▸ WHAT YOU NEED TO DO: All records below must be retyped exactly.

(Saved data entries)

= = = =

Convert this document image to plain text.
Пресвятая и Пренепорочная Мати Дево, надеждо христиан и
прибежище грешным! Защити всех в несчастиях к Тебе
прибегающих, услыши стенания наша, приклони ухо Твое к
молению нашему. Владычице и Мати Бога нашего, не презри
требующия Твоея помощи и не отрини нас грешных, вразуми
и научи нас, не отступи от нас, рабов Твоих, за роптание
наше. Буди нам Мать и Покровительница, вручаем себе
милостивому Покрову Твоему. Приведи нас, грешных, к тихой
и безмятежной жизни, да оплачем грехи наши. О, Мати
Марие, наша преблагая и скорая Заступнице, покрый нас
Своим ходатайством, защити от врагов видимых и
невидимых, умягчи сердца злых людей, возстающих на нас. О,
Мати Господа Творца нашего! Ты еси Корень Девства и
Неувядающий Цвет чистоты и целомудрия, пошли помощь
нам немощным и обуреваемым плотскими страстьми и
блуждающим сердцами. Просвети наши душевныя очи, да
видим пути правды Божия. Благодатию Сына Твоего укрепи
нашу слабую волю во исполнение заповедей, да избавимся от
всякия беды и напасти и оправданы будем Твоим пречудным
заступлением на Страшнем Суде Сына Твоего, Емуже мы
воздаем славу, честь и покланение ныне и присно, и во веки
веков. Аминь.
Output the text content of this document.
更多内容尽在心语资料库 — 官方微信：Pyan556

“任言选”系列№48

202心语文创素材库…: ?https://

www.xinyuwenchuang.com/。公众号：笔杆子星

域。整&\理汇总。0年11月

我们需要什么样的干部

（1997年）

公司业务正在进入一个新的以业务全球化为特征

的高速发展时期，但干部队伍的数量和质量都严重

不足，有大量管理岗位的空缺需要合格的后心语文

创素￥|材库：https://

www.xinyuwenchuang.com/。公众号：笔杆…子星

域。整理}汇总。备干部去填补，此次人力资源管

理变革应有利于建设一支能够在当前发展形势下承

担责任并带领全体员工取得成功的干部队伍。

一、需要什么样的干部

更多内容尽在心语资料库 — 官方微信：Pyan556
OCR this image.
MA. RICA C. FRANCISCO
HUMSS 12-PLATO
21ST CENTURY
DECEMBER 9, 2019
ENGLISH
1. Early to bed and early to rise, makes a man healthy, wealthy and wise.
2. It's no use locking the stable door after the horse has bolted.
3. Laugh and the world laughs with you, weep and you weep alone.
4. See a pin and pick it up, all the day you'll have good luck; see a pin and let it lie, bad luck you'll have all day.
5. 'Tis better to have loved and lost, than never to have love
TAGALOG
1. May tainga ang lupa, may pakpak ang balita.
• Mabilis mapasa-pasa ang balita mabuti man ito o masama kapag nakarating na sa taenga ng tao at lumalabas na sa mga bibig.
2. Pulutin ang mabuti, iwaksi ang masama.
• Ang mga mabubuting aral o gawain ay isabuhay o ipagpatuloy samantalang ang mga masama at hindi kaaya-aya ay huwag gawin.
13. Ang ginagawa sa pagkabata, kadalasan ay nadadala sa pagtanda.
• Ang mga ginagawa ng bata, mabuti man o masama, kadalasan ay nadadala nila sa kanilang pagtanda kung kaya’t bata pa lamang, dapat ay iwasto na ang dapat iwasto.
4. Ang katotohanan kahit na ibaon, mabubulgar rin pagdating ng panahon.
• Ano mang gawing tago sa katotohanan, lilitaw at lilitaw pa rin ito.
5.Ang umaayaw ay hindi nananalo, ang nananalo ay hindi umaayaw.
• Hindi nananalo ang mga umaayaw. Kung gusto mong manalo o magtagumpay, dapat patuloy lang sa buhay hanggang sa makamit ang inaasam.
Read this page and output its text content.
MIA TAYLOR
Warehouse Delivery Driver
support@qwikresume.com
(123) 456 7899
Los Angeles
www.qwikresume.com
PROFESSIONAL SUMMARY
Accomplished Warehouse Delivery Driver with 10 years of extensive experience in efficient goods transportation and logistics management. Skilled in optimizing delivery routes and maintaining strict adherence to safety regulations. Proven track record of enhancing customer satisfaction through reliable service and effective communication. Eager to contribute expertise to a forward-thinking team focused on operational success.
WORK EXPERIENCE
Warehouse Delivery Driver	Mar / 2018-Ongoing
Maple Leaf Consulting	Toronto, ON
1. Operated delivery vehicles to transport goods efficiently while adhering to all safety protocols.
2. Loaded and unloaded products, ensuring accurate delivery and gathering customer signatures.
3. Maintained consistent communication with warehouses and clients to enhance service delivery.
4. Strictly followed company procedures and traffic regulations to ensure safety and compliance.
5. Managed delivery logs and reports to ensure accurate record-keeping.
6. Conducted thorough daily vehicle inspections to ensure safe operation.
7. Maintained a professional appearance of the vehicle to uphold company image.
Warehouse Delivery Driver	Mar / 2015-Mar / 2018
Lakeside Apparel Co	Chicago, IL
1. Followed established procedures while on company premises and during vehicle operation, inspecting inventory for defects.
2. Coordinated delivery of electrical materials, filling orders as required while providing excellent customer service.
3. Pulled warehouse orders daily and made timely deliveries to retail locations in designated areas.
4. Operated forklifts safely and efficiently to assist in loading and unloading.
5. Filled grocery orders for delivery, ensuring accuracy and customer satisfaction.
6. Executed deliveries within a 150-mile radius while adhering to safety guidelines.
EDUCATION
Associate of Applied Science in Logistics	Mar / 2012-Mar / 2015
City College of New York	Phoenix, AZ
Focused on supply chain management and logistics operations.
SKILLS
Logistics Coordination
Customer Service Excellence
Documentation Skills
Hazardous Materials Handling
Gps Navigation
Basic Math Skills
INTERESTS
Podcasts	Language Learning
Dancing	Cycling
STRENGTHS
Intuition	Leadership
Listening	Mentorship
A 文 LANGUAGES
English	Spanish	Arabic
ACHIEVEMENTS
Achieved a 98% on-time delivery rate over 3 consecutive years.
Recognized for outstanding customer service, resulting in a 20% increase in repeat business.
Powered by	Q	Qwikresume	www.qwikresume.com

= = = =

▸ ANSWER TO THE EXERCISE:
Convert this document image to plain text.
Пресвятая и Пренепорочная Мати Дево, надеждо христиан и
прибежище грешным! Защити всех в несчастиях к Тебе
прибегающих, услыши стенания наша, приклони ухо Твое к
молению нашему. Владычице и Мати Бога нашего, не презри
требующия Твоея помощи и не отрини нас грешных, вразуми
и научи нас, не отступи от нас, рабов Твоих, за роптание
наше. Буди нам Мать и Покровительница, вручаем себе
милостивому Покрову Твоему. Приведи нас, грешных, к тихой
и безмятежной жизни, да оплачем грехи наши. О, Мати
Марие, наша преблагая и скорая Заступнице, покрый нас
Своим ходатайством, защити от врагов видимых и
невидимых, умягчи сердца злых людей, возстающих на нас. О,
Мати Господа Творца нашего! Ты еси Корень Девства и
Неувядающий Цвет чистоты и целомудрия, пошли помощь
нам немощным и обуреваемым плотскими страстьми и
блуждающим сердцами. Просвети наши душевныя очи, да
видим пути правды Божия. Благодатию Сына Твоего укрепи
нашу слабую волю во исполнение заповедей, да избавимся от
всякия беды и напасти и оправданы будем Твоим пречудным
заступлением на Страшнем Суде Сына Твоего, Емуже мы
воздаем славу, честь и покланение ныне и присно, и во веки
веков. Аминь.
Output the text content of this document.
更多内容尽在心语资料库 — 官方微信：Pyan556

“任言选”系列№48

202心语文创素材库…: ?https://

www.xinyuwenchuang.com/。公众号：笔杆子星

域。整&\理汇总。0年11月

我们需要什么样的干部

（1997年）

公司业务正在进入一个新的以业务全球化为特征

的高速发展时期，但干部队伍的数量和质量都严重

不足，有大量管理岗位的空缺需要合格的后心语文

创素￥|材库：https://

www.xinyuwenchuang.com/。公众号：笔杆…子星

域。整理}汇总。备干部去填补，此次人力资源管

理变革应有利于建设一支能够在当前发展形势下承

担责任并带领全体员工取得成功的干部队伍。

一、需要什么样的干部

更多内容尽在心语资料库 — 官方微信：Pyan556
OCR this image.
MA. RICA C. FRANCISCO
HUMSS 12-PLATO
21ST CENTURY
DECEMBER 9, 2019
ENGLISH
1. Early to bed and early to rise, makes a man healthy, wealthy and wise.
2. It's no use locking the stable door after the horse has bolted.
3. Laugh and the world laughs with you, weep and you weep alone.
4. See a pin and pick it up, all the day you'll have good luck; see a pin and let it lie, bad luck you'll have all day.
5. 'Tis better to have loved and lost, than never to have love
TAGALOG
1. May tainga ang lupa, may pakpak ang balita.
• Mabilis mapasa-pasa ang balita mabuti man ito o masama kapag nakarating na sa taenga ng tao at lumalabas na sa mga bibig.
2. Pulutin ang mabuti, iwaksi ang masama.
• Ang mga mabubuting aral o gawain ay isabuhay o ipagpatuloy samantalang ang mga masama at hindi kaaya-aya ay huwag gawin.
13. Ang ginagawa sa pagkabata, kadalasan ay nadadala sa pagtanda.
• Ang mga ginagawa ng bata, mabuti man o masama, kadalasan ay nadadala nila sa kanilang pagtanda kung kaya’t bata pa lamang, dapat ay iwasto na ang dapat iwasto.
4. Ang katotohanan kahit na ibaon, mabubulgar rin pagdating ng panahon.
• Ano mang gawing tago sa katotohanan, lilitaw at lilitaw pa rin ito.
5.Ang umaayaw ay hindi nananalo, ang nananalo ay hindi umaayaw.
• Hindi nananalo ang mga umaayaw. Kung gusto mong manalo o magtagumpay, dapat patuloy lang sa buhay hanggang sa makamit ang inaasam.
Read this page and output its text content.
MIA TAYLOR
Warehouse Delivery Driver
support@qwikresume.com
(123) 456 7899
Los Angeles
www.qwikresume.com
PROFESSIONAL SUMMARY
Accomplished Warehouse Delivery Driver with 10 years of extensive experience in efficient goods transportation and logistics management. Skilled in optimizing delivery routes and maintaining strict adherence to safety regulations. Proven track record of enhancing customer satisfaction through reliable service and effective communication. Eager to contribute expertise to a forward-thinking team focused on operational success.
WORK EXPERIENCE
Warehouse Delivery Driver	Mar / 2018-Ongoing
Maple Leaf Consulting	Toronto, ON
1. Operated delivery vehicles to transport goods efficiently while adhering to all safety protocols.
2. Loaded and unloaded products, ensuring accurate delivery and gathering customer signatures.
3. Maintained consistent communication with warehouses and clients to enhance service delivery.
4. Strictly followed company procedures and traffic regulations to ensure safety and compliance.
5. Managed delivery logs and reports to ensure accurate record-keeping.
6. Conducted thorough daily vehicle inspections to ensure safe operation.
7. Maintained a professional appearance of the vehicle to uphold company image.
Warehouse Delivery Driver	Mar / 2015-Mar / 2018
Lakeside Apparel Co	Chicago, IL
1. Followed established procedures while on company premises and during vehicle operation, inspecting inventory for defects.
2. Coordinated delivery of electrical materials, filling orders as required while providing excellent customer service.
3. Pulled warehouse orders daily and made timely deliveries to retail locations in designated areas.
4. Operated forklifts safely and efficiently to assist in loading and unloading.
5. Filled grocery orders for delivery, ensuring accuracy and customer satisfaction.
6. Executed deliveries within a 150-mile radius while adhering to safety guidelines.
EDUCATION
Associate of Applied Science in Logistics	Mar / 2012-Mar / 2015
City College of New York	Phoenix, AZ
Focused on supply chain management and logistics operations.
SKILLS
Logistics Coordination
Customer Service Excellence
Documentation Skills
Hazardous Materials Handling
Gps Navigation
Basic Math Skills
INTERESTS
Podcasts	Language Learning
Dancing	Cycling
STRENGTHS
Intuition	Leadership
Listening	Mentorship
A 文 LANGUAGES
English	Spanish	Arabic
ACHIEVEMENTS
Achieved a 98% on-time delivery rate over 3 consecutive years.
Recognized for outstanding customer service, resulting in a 20% increase in repeat business.
Powered by	Q	Qwikresume	www.qwikresume.com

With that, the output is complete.